* [The records]
* BEGIN *

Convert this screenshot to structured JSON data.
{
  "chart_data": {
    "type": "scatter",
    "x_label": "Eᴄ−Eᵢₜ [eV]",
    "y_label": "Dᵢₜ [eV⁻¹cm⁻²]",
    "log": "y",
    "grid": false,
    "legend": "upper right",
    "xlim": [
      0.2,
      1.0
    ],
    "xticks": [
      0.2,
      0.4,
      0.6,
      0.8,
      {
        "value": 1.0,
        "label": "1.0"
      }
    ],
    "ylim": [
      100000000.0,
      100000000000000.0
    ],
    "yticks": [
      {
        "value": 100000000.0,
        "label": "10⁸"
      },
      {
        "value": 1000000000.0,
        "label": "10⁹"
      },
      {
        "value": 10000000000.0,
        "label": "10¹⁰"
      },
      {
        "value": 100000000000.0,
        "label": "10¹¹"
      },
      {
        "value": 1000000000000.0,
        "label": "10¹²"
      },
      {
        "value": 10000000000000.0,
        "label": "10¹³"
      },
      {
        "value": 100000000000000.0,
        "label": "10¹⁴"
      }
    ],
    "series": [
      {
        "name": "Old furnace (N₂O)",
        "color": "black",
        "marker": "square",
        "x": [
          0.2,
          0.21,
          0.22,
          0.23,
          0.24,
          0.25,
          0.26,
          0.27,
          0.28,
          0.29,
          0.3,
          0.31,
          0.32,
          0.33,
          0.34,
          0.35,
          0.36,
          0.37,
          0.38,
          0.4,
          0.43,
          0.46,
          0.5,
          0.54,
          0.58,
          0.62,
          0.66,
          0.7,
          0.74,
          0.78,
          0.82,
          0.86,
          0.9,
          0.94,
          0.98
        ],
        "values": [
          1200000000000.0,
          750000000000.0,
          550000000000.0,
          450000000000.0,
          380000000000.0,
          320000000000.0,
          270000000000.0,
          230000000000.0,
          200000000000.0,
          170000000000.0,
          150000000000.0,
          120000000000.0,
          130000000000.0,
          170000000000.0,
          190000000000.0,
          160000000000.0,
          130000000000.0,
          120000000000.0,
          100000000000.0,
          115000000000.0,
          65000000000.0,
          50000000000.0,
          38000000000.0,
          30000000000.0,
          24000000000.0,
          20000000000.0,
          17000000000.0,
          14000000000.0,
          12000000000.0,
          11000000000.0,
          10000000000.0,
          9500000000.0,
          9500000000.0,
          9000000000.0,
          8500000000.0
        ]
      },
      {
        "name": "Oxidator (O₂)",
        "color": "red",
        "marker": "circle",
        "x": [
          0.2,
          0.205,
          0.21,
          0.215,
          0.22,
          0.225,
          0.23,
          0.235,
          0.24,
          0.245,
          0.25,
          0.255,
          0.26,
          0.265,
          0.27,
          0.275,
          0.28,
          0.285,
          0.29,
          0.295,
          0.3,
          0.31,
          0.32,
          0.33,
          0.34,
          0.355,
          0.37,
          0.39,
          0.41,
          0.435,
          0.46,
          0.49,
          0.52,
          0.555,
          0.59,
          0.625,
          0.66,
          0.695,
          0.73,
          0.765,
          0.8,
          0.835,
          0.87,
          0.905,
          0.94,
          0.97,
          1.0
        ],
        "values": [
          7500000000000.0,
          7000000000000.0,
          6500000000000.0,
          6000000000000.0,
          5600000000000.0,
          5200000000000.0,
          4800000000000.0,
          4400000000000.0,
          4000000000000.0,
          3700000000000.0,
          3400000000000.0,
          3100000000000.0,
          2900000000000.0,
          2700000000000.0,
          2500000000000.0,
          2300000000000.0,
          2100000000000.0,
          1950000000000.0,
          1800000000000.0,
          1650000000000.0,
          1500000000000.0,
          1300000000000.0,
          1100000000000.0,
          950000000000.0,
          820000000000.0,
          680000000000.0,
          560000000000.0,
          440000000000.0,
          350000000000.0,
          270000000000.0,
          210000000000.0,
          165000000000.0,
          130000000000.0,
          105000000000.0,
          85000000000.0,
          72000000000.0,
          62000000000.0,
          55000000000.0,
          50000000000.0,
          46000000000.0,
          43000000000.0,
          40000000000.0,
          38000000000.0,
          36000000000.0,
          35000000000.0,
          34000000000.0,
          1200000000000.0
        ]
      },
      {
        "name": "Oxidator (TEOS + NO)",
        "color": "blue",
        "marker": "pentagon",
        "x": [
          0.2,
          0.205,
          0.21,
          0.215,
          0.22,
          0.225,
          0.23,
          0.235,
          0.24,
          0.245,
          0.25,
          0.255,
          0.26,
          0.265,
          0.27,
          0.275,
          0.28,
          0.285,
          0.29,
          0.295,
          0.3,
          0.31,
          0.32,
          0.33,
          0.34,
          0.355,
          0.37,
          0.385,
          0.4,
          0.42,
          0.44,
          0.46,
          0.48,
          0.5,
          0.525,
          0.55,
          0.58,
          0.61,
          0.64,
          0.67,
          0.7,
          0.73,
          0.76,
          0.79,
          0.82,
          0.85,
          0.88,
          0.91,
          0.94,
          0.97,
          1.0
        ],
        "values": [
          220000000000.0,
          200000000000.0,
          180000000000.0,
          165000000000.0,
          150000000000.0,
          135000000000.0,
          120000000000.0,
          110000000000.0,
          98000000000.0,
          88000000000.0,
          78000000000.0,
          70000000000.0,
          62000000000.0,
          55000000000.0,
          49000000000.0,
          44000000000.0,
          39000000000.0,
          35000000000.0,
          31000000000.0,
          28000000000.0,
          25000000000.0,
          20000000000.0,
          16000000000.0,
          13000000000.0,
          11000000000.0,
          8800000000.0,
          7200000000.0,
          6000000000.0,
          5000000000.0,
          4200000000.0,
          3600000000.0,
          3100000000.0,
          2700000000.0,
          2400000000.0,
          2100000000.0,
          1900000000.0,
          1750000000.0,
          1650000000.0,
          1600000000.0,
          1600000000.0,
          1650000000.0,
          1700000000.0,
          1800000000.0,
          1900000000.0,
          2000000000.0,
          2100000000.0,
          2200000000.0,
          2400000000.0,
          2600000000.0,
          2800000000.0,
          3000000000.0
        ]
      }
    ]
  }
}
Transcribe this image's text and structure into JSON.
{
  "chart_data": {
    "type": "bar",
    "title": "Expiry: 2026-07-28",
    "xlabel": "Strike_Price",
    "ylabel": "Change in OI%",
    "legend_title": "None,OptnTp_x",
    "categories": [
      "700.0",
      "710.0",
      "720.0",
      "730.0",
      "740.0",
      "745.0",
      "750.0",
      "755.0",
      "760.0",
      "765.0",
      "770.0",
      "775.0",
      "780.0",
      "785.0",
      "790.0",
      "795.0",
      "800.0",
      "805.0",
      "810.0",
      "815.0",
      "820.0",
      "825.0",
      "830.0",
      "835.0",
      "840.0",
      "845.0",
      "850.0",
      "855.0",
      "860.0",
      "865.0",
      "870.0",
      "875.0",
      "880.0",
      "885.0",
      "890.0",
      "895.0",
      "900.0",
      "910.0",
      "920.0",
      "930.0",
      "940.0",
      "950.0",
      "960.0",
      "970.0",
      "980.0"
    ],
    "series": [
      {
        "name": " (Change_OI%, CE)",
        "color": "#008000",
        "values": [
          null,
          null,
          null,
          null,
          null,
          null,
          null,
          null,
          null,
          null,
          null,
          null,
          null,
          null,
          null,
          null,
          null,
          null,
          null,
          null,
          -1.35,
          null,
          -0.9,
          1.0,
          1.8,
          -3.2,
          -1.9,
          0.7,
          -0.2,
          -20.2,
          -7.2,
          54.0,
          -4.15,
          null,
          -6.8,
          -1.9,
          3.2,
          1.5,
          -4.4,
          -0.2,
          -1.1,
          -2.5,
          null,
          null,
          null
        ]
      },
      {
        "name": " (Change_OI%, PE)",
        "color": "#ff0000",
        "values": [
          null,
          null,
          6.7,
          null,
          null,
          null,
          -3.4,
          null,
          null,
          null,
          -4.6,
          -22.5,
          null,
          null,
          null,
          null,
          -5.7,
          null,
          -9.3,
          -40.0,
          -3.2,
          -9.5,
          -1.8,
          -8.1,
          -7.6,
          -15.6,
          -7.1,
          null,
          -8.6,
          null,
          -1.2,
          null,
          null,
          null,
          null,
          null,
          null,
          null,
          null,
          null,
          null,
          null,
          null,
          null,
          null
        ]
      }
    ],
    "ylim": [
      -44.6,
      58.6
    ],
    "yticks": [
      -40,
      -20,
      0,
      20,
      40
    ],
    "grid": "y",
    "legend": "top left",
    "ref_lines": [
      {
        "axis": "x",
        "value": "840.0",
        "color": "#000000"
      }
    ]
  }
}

* END *

* [Task]
Lines containing the string "this" are to be selected and copied.

* [Task solution]
Convert this screenshot to structured JSON data.
Transcribe this image's text and structure into JSON.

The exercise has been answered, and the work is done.